(A block of data)
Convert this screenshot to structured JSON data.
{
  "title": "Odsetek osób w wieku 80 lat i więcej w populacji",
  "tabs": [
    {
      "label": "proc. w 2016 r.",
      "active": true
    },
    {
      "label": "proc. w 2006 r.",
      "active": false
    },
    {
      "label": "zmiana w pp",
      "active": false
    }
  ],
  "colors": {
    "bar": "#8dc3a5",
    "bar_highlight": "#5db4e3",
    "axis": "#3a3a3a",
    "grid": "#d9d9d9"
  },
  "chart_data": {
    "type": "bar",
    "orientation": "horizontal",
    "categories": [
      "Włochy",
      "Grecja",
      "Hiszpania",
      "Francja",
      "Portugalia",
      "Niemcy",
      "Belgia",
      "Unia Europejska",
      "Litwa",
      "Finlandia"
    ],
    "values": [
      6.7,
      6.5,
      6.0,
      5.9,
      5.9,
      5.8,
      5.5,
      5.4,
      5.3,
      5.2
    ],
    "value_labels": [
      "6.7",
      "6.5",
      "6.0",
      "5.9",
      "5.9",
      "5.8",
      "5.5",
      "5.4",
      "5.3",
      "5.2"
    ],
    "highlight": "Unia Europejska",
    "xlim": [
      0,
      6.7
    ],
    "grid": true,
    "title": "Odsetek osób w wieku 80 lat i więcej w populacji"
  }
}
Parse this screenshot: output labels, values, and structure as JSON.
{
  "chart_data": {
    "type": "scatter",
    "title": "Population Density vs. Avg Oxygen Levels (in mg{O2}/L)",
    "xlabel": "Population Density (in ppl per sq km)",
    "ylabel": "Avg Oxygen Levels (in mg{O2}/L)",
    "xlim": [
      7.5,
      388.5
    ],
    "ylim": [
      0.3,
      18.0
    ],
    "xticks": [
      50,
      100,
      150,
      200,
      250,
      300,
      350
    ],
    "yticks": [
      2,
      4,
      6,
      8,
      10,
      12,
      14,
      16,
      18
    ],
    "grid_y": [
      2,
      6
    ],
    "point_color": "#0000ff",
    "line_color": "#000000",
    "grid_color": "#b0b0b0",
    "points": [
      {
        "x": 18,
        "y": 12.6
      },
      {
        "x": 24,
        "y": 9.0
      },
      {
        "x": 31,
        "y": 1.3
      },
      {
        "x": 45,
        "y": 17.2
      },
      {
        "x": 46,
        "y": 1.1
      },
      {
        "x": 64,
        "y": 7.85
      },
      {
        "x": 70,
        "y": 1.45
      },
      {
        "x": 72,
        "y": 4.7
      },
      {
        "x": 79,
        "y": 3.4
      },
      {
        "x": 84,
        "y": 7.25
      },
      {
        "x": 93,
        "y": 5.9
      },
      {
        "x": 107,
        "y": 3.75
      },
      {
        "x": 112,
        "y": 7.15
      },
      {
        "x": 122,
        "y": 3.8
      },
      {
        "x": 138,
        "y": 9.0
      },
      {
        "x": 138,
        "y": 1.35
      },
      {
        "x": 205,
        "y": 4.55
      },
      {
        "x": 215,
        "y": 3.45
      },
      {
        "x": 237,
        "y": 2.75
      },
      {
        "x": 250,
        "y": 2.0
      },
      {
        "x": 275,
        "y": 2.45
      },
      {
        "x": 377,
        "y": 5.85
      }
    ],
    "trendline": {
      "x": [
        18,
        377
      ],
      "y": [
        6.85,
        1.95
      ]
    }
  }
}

* **The request**:
Your task is to retype all of the records exactly.

* **Exercise result**:
Convert this screenshot to structured JSON data.
{
  "title": "Odsetek osób w wieku 80 lat i więcej w populacji",
  "tabs": [
    {
      "label": "proc. w 2016 r.",
      "active": true
    },
    {
      "label": "proc. w 2006 r.",
      "active": false
    },
    {
      "label": "zmiana w pp",
      "active": false
    }
  ],
  "colors": {
    "bar": "#8dc3a5",
    "bar_highlight": "#5db4e3",
    "axis": "#3a3a3a",
    "grid": "#d9d9d9"
  },
  "chart_data": {
    "type": "bar",
    "orientation": "horizontal",
    "categories": [
      "Włochy",
      "Grecja",
      "Hiszpania",
      "Francja",
      "Portugalia",
      "Niemcy",
      "Belgia",
      "Unia Europejska",
      "Litwa",
      "Finlandia"
    ],
    "values": [
      6.7,
      6.5,
      6.0,
      5.9,
      5.9,
      5.8,
      5.5,
      5.4,
      5.3,
      5.2
    ],
    "value_labels": [
      "6.7",
      "6.5",
      "6.0",
      "5.9",
      "5.9",
      "5.8",
      "5.5",
      "5.4",
      "5.3",
      "5.2"
    ],
    "highlight": "Unia Europejska",
    "xlim": [
      0,
      6.7
    ],
    "grid": true,
    "title": "Odsetek osób w wieku 80 lat i więcej w populacji"
  }
}
Parse this screenshot: output labels, values, and structure as JSON.
{
  "chart_data": {
    "type": "scatter",
    "title": "Population Density vs. Avg Oxygen Levels (in mg{O2}/L)",
    "xlabel": "Population Density (in ppl per sq km)",
    "ylabel": "Avg Oxygen Levels (in mg{O2}/L)",
    "xlim": [
      7.5,
      388.5
    ],
    "ylim": [
      0.3,
      18.0
    ],
    "xticks": [
      50,
      100,
      150,
      200,
      250,
      300,
      350
    ],
    "yticks": [
      2,
      4,
      6,
      8,
      10,
      12,
      14,
      16,
      18
    ],
    "grid_y": [
      2,
      6
    ],
    "point_color": "#0000ff",
    "line_color": "#000000",
    "grid_color": "#b0b0b0",
    "points": [
      {
        "x": 18,
        "y": 12.6
      },
      {
        "x": 24,
        "y": 9.0
      },
      {
        "x": 31,
        "y": 1.3
      },
      {
        "x": 45,
        "y": 17.2
      },
      {
        "x": 46,
        "y": 1.1
      },
      {
        "x": 64,
        "y": 7.85
      },
      {
        "x": 70,
        "y": 1.45
      },
      {
        "x": 72,
        "y": 4.7
      },
      {
        "x": 79,
        "y": 3.4
      },
      {
        "x": 84,
        "y": 7.25
      },
      {
        "x": 93,
        "y": 5.9
      },
      {
        "x": 107,
        "y": 3.75
      },
      {
        "x": 112,
        "y": 7.15
      },
      {
        "x": 122,
        "y": 3.8
      },
      {
        "x": 138,
        "y": 9.0
      },
      {
        "x": 138,
        "y": 1.35
      },
      {
        "x": 205,
        "y": 4.55
      },
      {
        "x": 215,
        "y": 3.45
      },
      {
        "x": 237,
        "y": 2.75
      },
      {
        "x": 250,
        "y": 2.0
      },
      {
        "x": 275,
        "y": 2.45
      },
      {
        "x": 377,
        "y": 5.85
      }
    ],
    "trendline": {
      "x": [
        18,
        377
      ],
      "y": [
        6.85,
        1.95
      ]
    }
  }
}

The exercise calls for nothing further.